What is required
Check every line in the records below for the word "this" and report how many have it, nothing more.

Information shown

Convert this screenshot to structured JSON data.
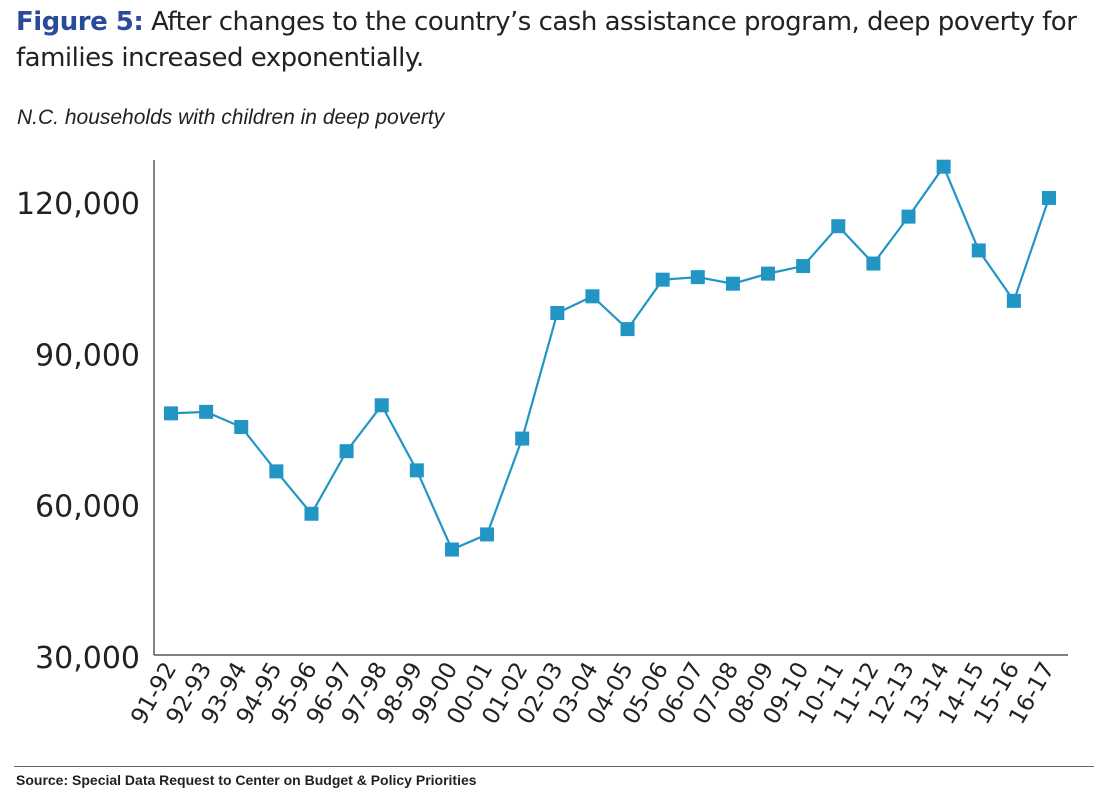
{
  "chart_data": {
    "type": "line",
    "title_prefix": "Figure 5:",
    "title": "After changes to the country’s cash assistance program, deep poverty for families increased exponentially.",
    "subtitle": "N.C. households with children in deep poverty",
    "source": "Source: Special Data Request to Center on Budget & Policy Priorities",
    "xlabel": "",
    "ylabel": "",
    "ylim": [
      30000,
      130000
    ],
    "yticks": [
      30000,
      60000,
      90000,
      120000
    ],
    "ytick_labels": [
      "30,000",
      "60,000",
      "90,000",
      "120,000"
    ],
    "grid": false,
    "color": "#2196c4",
    "categories": [
      "91-92",
      "92-93",
      "93-94",
      "94-95",
      "95-96",
      "96-97",
      "97-98",
      "98-99",
      "99-00",
      "00-01",
      "01-02",
      "02-03",
      "03-04",
      "04-05",
      "05-06",
      "06-07",
      "07-08",
      "08-09",
      "09-10",
      "10-11",
      "11-12",
      "12-13",
      "13-14",
      "14-15",
      "15-16",
      "16-17"
    ],
    "values": [
      78300,
      78600,
      75600,
      66800,
      58400,
      70800,
      79900,
      67000,
      51300,
      54300,
      73300,
      98200,
      101500,
      95000,
      104800,
      105300,
      104000,
      106000,
      107500,
      115400,
      108000,
      117300,
      127200,
      110600,
      100600,
      121000
    ]
  }
}
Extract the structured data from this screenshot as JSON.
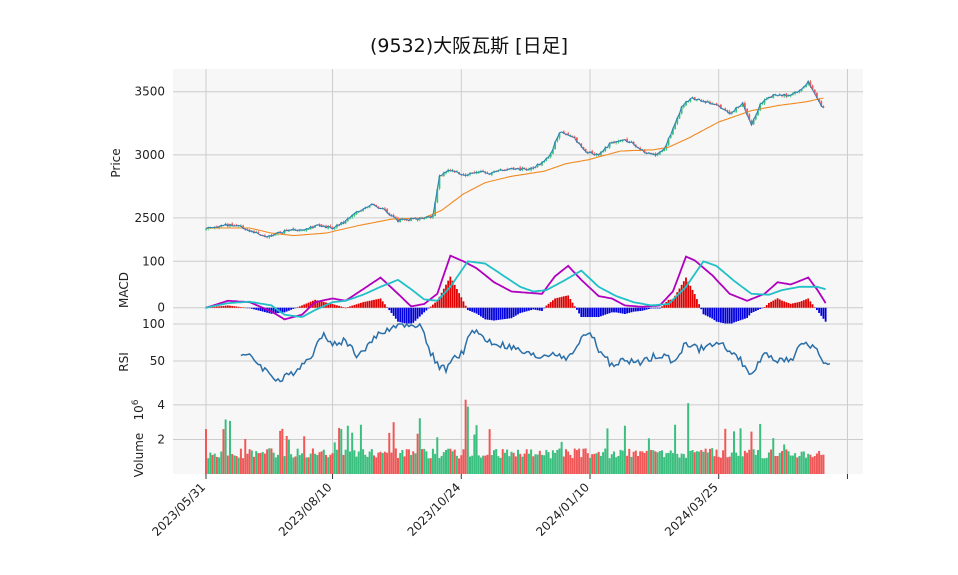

Written solution
2